_THE EXERCISE_. Copy the data word for word, keeping every line.

_PROVIDED DATA_.
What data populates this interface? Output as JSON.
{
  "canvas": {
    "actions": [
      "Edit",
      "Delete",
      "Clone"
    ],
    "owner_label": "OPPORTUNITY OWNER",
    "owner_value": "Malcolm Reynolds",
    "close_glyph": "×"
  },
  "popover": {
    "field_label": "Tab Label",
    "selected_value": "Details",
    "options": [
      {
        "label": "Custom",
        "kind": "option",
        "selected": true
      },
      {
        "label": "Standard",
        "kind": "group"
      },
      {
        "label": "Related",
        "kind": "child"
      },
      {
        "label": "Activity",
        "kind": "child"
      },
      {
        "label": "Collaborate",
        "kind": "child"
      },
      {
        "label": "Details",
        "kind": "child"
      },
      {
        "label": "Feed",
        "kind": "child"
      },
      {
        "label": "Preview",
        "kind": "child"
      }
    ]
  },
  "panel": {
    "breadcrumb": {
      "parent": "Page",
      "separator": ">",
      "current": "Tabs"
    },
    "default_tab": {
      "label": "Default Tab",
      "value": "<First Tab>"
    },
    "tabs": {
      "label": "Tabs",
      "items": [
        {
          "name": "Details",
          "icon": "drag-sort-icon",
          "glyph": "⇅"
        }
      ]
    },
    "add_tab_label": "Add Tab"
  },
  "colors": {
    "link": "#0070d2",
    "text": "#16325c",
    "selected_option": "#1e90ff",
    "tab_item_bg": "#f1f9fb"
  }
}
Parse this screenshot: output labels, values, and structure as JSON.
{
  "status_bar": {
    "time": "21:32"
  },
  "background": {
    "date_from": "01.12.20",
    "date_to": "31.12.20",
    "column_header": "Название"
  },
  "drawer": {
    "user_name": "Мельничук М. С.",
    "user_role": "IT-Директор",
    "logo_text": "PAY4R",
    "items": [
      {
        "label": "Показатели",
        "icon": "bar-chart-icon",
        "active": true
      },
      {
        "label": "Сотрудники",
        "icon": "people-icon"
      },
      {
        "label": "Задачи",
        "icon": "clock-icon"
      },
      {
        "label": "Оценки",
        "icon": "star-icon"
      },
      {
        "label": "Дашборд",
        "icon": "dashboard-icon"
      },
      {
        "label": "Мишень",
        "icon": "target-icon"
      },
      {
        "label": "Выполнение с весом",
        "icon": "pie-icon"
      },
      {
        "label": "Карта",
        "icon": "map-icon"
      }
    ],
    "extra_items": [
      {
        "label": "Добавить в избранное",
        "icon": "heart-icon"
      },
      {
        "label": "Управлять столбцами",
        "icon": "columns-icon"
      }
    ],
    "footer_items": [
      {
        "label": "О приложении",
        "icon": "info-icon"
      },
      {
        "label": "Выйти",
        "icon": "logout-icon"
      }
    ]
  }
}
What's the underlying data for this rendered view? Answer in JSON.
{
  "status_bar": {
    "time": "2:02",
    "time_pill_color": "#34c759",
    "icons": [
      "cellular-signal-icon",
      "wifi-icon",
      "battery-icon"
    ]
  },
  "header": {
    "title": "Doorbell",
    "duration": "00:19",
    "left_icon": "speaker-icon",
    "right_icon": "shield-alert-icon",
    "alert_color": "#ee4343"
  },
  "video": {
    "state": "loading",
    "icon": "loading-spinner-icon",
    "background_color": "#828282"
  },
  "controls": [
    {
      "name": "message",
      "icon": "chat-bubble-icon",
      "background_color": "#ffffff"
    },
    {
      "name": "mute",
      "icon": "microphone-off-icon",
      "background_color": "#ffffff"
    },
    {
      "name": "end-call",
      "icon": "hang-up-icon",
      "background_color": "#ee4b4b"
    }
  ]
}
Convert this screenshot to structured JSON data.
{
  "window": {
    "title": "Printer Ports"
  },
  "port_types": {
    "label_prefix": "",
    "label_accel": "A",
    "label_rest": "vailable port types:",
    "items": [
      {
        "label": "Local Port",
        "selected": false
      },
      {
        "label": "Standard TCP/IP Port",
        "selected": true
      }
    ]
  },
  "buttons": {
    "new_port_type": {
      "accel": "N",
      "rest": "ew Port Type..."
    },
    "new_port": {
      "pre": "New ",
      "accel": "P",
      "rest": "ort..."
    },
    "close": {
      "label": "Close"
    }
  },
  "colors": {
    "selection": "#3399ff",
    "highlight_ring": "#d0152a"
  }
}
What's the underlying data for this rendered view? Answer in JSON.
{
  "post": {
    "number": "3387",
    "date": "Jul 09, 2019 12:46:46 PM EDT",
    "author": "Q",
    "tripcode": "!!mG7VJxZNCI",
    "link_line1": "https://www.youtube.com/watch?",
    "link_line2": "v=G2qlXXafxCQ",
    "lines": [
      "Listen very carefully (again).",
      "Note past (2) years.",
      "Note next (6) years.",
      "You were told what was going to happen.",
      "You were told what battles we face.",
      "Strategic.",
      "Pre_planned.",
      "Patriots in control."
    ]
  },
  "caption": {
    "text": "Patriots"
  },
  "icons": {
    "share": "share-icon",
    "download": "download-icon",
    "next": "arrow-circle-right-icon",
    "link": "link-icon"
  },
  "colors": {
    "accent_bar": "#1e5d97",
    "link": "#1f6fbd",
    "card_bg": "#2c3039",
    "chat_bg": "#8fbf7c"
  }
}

_SOLUTION_.
What data populates this interface? Output as JSON.
{
  "canvas": {
    "actions": [
      "Edit",
      "Delete",
      "Clone"
    ],
    "owner_label": "OPPORTUNITY OWNER",
    "owner_value": "Malcolm Reynolds",
    "close_glyph": "×"
  },
  "popover": {
    "field_label": "Tab Label",
    "selected_value": "Details",
    "options": [
      {
        "label": "Custom",
        "kind": "option",
        "selected": true
      },
      {
        "label": "Standard",
        "kind": "group"
      },
      {
        "label": "Related",
        "kind": "child"
      },
      {
        "label": "Activity",
        "kind": "child"
      },
      {
        "label": "Collaborate",
        "kind": "child"
      },
      {
        "label": "Details",
        "kind": "child"
      },
      {
        "label": "Feed",
        "kind": "child"
      },
      {
        "label": "Preview",
        "kind": "child"
      }
    ]
  },
  "panel": {
    "breadcrumb": {
      "parent": "Page",
      "separator": ">",
      "current": "Tabs"
    },
    "default_tab": {
      "label": "Default Tab",
      "value": "<First Tab>"
    },
    "tabs": {
      "label": "Tabs",
      "items": [
        {
          "name": "Details",
          "icon": "drag-sort-icon",
          "glyph": "⇅"
        }
      ]
    },
    "add_tab_label": "Add Tab"
  },
  "colors": {
    "link": "#0070d2",
    "text": "#16325c",
    "selected_option": "#1e90ff",
    "tab_item_bg": "#f1f9fb"
  }
}
Parse this screenshot: output labels, values, and structure as JSON.
{
  "status_bar": {
    "time": "21:32"
  },
  "background": {
    "date_from": "01.12.20",
    "date_to": "31.12.20",
    "column_header": "Название"
  },
  "drawer": {
    "user_name": "Мельничук М. С.",
    "user_role": "IT-Директор",
    "logo_text": "PAY4R",
    "items": [
      {
        "label": "Показатели",
        "icon": "bar-chart-icon",
        "active": true
      },
      {
        "label": "Сотрудники",
        "icon": "people-icon"
      },
      {
        "label": "Задачи",
        "icon": "clock-icon"
      },
      {
        "label": "Оценки",
        "icon": "star-icon"
      },
      {
        "label": "Дашборд",
        "icon": "dashboard-icon"
      },
      {
        "label": "Мишень",
        "icon": "target-icon"
      },
      {
        "label": "Выполнение с весом",
        "icon": "pie-icon"
      },
      {
        "label": "Карта",
        "icon": "map-icon"
      }
    ],
    "extra_items": [
      {
        "label": "Добавить в избранное",
        "icon": "heart-icon"
      },
      {
        "label": "Управлять столбцами",
        "icon": "columns-icon"
      }
    ],
    "footer_items": [
      {
        "label": "О приложении",
        "icon": "info-icon"
      },
      {
        "label": "Выйти",
        "icon": "logout-icon"
      }
    ]
  }
}
What's the underlying data for this rendered view? Answer in JSON.
{
  "status_bar": {
    "time": "2:02",
    "time_pill_color": "#34c759",
    "icons": [
      "cellular-signal-icon",
      "wifi-icon",
      "battery-icon"
    ]
  },
  "header": {
    "title": "Doorbell",
    "duration": "00:19",
    "left_icon": "speaker-icon",
    "right_icon": "shield-alert-icon",
    "alert_color": "#ee4343"
  },
  "video": {
    "state": "loading",
    "icon": "loading-spinner-icon",
    "background_color": "#828282"
  },
  "controls": [
    {
      "name": "message",
      "icon": "chat-bubble-icon",
      "background_color": "#ffffff"
    },
    {
      "name": "mute",
      "icon": "microphone-off-icon",
      "background_color": "#ffffff"
    },
    {
      "name": "end-call",
      "icon": "hang-up-icon",
      "background_color": "#ee4b4b"
    }
  ]
}
Convert this screenshot to structured JSON data.
{
  "window": {
    "title": "Printer Ports"
  },
  "port_types": {
    "label_prefix": "",
    "label_accel": "A",
    "label_rest": "vailable port types:",
    "items": [
      {
        "label": "Local Port",
        "selected": false
      },
      {
        "label": "Standard TCP/IP Port",
        "selected": true
      }
    ]
  },
  "buttons": {
    "new_port_type": {
      "accel": "N",
      "rest": "ew Port Type..."
    },
    "new_port": {
      "pre": "New ",
      "accel": "P",
      "rest": "ort..."
    },
    "close": {
      "label": "Close"
    }
  },
  "colors": {
    "selection": "#3399ff",
    "highlight_ring": "#d0152a"
  }
}
What's the underlying data for this rendered view? Answer in JSON.
{
  "post": {
    "number": "3387",
    "date": "Jul 09, 2019 12:46:46 PM EDT",
    "author": "Q",
    "tripcode": "!!mG7VJxZNCI",
    "link_line1": "https://www.youtube.com/watch?",
    "link_line2": "v=G2qlXXafxCQ",
    "lines": [
      "Listen very carefully (again).",
      "Note past (2) years.",
      "Note next (6) years.",
      "You were told what was going to happen.",
      "You were told what battles we face.",
      "Strategic.",
      "Pre_planned.",
      "Patriots in control."
    ]
  },
  "caption": {
    "text": "Patriots"
  },
  "icons": {
    "share": "share-icon",
    "download": "download-icon",
    "next": "arrow-circle-right-icon",
    "link": "link-icon"
  },
  "colors": {
    "accent_bar": "#1e5d97",
    "link": "#1f6fbd",
    "card_bg": "#2c3039",
    "chat_bg": "#8fbf7c"
  }
}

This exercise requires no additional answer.